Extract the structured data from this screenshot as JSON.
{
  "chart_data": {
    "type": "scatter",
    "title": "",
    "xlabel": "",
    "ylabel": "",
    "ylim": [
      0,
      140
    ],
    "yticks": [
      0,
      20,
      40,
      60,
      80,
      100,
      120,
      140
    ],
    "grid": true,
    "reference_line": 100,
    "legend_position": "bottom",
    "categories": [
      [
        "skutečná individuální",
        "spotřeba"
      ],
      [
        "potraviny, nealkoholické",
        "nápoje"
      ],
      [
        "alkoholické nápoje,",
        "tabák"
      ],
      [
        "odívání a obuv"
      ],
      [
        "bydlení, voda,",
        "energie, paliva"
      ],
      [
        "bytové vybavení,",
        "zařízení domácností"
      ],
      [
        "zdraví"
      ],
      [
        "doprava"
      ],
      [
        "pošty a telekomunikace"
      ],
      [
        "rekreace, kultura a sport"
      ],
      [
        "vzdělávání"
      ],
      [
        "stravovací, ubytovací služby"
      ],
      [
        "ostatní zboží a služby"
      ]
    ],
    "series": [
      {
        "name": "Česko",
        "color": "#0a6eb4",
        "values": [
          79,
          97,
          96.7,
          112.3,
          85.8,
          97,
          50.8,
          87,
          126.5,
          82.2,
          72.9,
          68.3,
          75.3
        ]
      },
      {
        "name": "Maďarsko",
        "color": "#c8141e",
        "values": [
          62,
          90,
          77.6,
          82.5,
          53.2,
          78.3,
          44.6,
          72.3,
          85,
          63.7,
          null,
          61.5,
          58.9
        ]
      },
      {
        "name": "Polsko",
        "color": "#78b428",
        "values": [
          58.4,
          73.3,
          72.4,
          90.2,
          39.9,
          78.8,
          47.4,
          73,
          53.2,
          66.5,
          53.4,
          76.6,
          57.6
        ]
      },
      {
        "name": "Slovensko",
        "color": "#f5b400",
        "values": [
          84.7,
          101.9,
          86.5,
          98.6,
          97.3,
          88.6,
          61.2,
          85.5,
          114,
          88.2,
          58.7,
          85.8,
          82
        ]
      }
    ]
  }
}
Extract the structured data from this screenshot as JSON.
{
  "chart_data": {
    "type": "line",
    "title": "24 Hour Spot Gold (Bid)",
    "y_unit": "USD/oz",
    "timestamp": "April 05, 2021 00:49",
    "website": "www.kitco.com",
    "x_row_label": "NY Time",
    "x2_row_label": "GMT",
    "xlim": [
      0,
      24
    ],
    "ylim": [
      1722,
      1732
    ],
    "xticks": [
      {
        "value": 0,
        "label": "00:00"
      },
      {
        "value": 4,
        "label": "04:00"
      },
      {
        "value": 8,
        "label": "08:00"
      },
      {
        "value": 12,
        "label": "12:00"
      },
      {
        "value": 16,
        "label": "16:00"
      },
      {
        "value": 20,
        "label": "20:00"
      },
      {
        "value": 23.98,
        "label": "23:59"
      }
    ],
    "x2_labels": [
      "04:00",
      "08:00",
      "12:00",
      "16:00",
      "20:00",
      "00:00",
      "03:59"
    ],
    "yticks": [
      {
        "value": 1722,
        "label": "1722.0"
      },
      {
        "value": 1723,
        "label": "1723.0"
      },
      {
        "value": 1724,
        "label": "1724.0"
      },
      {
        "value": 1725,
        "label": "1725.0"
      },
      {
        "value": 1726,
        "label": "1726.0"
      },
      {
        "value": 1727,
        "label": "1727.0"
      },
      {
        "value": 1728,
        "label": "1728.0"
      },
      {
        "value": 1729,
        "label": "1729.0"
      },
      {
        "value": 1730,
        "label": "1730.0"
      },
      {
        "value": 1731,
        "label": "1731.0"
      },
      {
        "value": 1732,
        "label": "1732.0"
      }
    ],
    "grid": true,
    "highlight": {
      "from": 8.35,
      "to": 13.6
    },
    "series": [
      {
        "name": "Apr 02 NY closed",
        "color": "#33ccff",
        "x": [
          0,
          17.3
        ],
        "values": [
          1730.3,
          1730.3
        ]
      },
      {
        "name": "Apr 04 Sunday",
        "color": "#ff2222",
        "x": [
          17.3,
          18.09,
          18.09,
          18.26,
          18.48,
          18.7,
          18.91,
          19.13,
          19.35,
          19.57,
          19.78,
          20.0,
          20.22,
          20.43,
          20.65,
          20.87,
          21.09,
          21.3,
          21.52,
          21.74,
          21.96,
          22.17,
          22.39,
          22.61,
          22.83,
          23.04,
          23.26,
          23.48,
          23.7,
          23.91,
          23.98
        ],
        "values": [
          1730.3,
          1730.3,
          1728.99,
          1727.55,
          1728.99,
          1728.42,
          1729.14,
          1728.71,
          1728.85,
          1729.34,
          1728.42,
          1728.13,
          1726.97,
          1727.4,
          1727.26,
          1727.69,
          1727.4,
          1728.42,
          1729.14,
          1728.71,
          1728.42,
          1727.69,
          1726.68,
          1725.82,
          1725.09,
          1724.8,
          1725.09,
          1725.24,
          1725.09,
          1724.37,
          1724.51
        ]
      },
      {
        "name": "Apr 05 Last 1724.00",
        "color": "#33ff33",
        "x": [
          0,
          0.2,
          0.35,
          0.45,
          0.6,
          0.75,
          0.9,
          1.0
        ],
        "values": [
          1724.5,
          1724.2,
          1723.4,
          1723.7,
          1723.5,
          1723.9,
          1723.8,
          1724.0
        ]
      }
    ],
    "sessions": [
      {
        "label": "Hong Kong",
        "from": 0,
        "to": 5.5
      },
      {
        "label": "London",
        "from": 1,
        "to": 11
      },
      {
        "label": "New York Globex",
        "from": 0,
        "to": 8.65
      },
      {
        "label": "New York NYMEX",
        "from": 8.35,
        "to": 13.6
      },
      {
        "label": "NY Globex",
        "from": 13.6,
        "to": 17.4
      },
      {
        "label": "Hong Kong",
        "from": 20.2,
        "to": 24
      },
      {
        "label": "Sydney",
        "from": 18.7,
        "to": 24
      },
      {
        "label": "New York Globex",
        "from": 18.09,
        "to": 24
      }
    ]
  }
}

______

▶ **WHAT YOU NEED TO DO**: All of the lines above need to be given again exactly.

▶ **FINAL RESULT**:
Extract the structured data from this screenshot as JSON.
{
  "chart_data": {
    "type": "scatter",
    "title": "",
    "xlabel": "",
    "ylabel": "",
    "ylim": [
      0,
      140
    ],
    "yticks": [
      0,
      20,
      40,
      60,
      80,
      100,
      120,
      140
    ],
    "grid": true,
    "reference_line": 100,
    "legend_position": "bottom",
    "categories": [
      [
        "skutečná individuální",
        "spotřeba"
      ],
      [
        "potraviny, nealkoholické",
        "nápoje"
      ],
      [
        "alkoholické nápoje,",
        "tabák"
      ],
      [
        "odívání a obuv"
      ],
      [
        "bydlení, voda,",
        "energie, paliva"
      ],
      [
        "bytové vybavení,",
        "zařízení domácností"
      ],
      [
        "zdraví"
      ],
      [
        "doprava"
      ],
      [
        "pošty a telekomunikace"
      ],
      [
        "rekreace, kultura a sport"
      ],
      [
        "vzdělávání"
      ],
      [
        "stravovací, ubytovací služby"
      ],
      [
        "ostatní zboží a služby"
      ]
    ],
    "series": [
      {
        "name": "Česko",
        "color": "#0a6eb4",
        "values": [
          79,
          97,
          96.7,
          112.3,
          85.8,
          97,
          50.8,
          87,
          126.5,
          82.2,
          72.9,
          68.3,
          75.3
        ]
      },
      {
        "name": "Maďarsko",
        "color": "#c8141e",
        "values": [
          62,
          90,
          77.6,
          82.5,
          53.2,
          78.3,
          44.6,
          72.3,
          85,
          63.7,
          null,
          61.5,
          58.9
        ]
      },
      {
        "name": "Polsko",
        "color": "#78b428",
        "values": [
          58.4,
          73.3,
          72.4,
          90.2,
          39.9,
          78.8,
          47.4,
          73,
          53.2,
          66.5,
          53.4,
          76.6,
          57.6
        ]
      },
      {
        "name": "Slovensko",
        "color": "#f5b400",
        "values": [
          84.7,
          101.9,
          86.5,
          98.6,
          97.3,
          88.6,
          61.2,
          85.5,
          114,
          88.2,
          58.7,
          85.8,
          82
        ]
      }
    ]
  }
}
Extract the structured data from this screenshot as JSON.
{
  "chart_data": {
    "type": "line",
    "title": "24 Hour Spot Gold (Bid)",
    "y_unit": "USD/oz",
    "timestamp": "April 05, 2021 00:49",
    "website": "www.kitco.com",
    "x_row_label": "NY Time",
    "x2_row_label": "GMT",
    "xlim": [
      0,
      24
    ],
    "ylim": [
      1722,
      1732
    ],
    "xticks": [
      {
        "value": 0,
        "label": "00:00"
      },
      {
        "value": 4,
        "label": "04:00"
      },
      {
        "value": 8,
        "label": "08:00"
      },
      {
        "value": 12,
        "label": "12:00"
      },
      {
        "value": 16,
        "label": "16:00"
      },
      {
        "value": 20,
        "label": "20:00"
      },
      {
        "value": 23.98,
        "label": "23:59"
      }
    ],
    "x2_labels": [
      "04:00",
      "08:00",
      "12:00",
      "16:00",
      "20:00",
      "00:00",
      "03:59"
    ],
    "yticks": [
      {
        "value": 1722,
        "label": "1722.0"
      },
      {
        "value": 1723,
        "label": "1723.0"
      },
      {
        "value": 1724,
        "label": "1724.0"
      },
      {
        "value": 1725,
        "label": "1725.0"
      },
      {
        "value": 1726,
        "label": "1726.0"
      },
      {
        "value": 1727,
        "label": "1727.0"
      },
      {
        "value": 1728,
        "label": "1728.0"
      },
      {
        "value": 1729,
        "label": "1729.0"
      },
      {
        "value": 1730,
        "label": "1730.0"
      },
      {
        "value": 1731,
        "label": "1731.0"
      },
      {
        "value": 1732,
        "label": "1732.0"
      }
    ],
    "grid": true,
    "highlight": {
      "from": 8.35,
      "to": 13.6
    },
    "series": [
      {
        "name": "Apr 02 NY closed",
        "color": "#33ccff",
        "x": [
          0,
          17.3
        ],
        "values": [
          1730.3,
          1730.3
        ]
      },
      {
        "name": "Apr 04 Sunday",
        "color": "#ff2222",
        "x": [
          17.3,
          18.09,
          18.09,
          18.26,
          18.48,
          18.7,
          18.91,
          19.13,
          19.35,
          19.57,
          19.78,
          20.0,
          20.22,
          20.43,
          20.65,
          20.87,
          21.09,
          21.3,
          21.52,
          21.74,
          21.96,
          22.17,
          22.39,
          22.61,
          22.83,
          23.04,
          23.26,
          23.48,
          23.7,
          23.91,
          23.98
        ],
        "values": [
          1730.3,
          1730.3,
          1728.99,
          1727.55,
          1728.99,
          1728.42,
          1729.14,
          1728.71,
          1728.85,
          1729.34,
          1728.42,
          1728.13,
          1726.97,
          1727.4,
          1727.26,
          1727.69,
          1727.4,
          1728.42,
          1729.14,
          1728.71,
          1728.42,
          1727.69,
          1726.68,
          1725.82,
          1725.09,
          1724.8,
          1725.09,
          1725.24,
          1725.09,
          1724.37,
          1724.51
        ]
      },
      {
        "name": "Apr 05 Last 1724.00",
        "color": "#33ff33",
        "x": [
          0,
          0.2,
          0.35,
          0.45,
          0.6,
          0.75,
          0.9,
          1.0
        ],
        "values": [
          1724.5,
          1724.2,
          1723.4,
          1723.7,
          1723.5,
          1723.9,
          1723.8,
          1724.0
        ]
      }
    ],
    "sessions": [
      {
        "label": "Hong Kong",
        "from": 0,
        "to": 5.5
      },
      {
        "label": "London",
        "from": 1,
        "to": 11
      },
      {
        "label": "New York Globex",
        "from": 0,
        "to": 8.65
      },
      {
        "label": "New York NYMEX",
        "from": 8.35,
        "to": 13.6
      },
      {
        "label": "NY Globex",
        "from": 13.6,
        "to": 17.4
      },
      {
        "label": "Hong Kong",
        "from": 20.2,
        "to": 24
      },
      {
        "label": "Sydney",
        "from": 18.7,
        "to": 24
      },
      {
        "label": "New York Globex",
        "from": 18.09,
        "to": 24
      }
    ]
  }
}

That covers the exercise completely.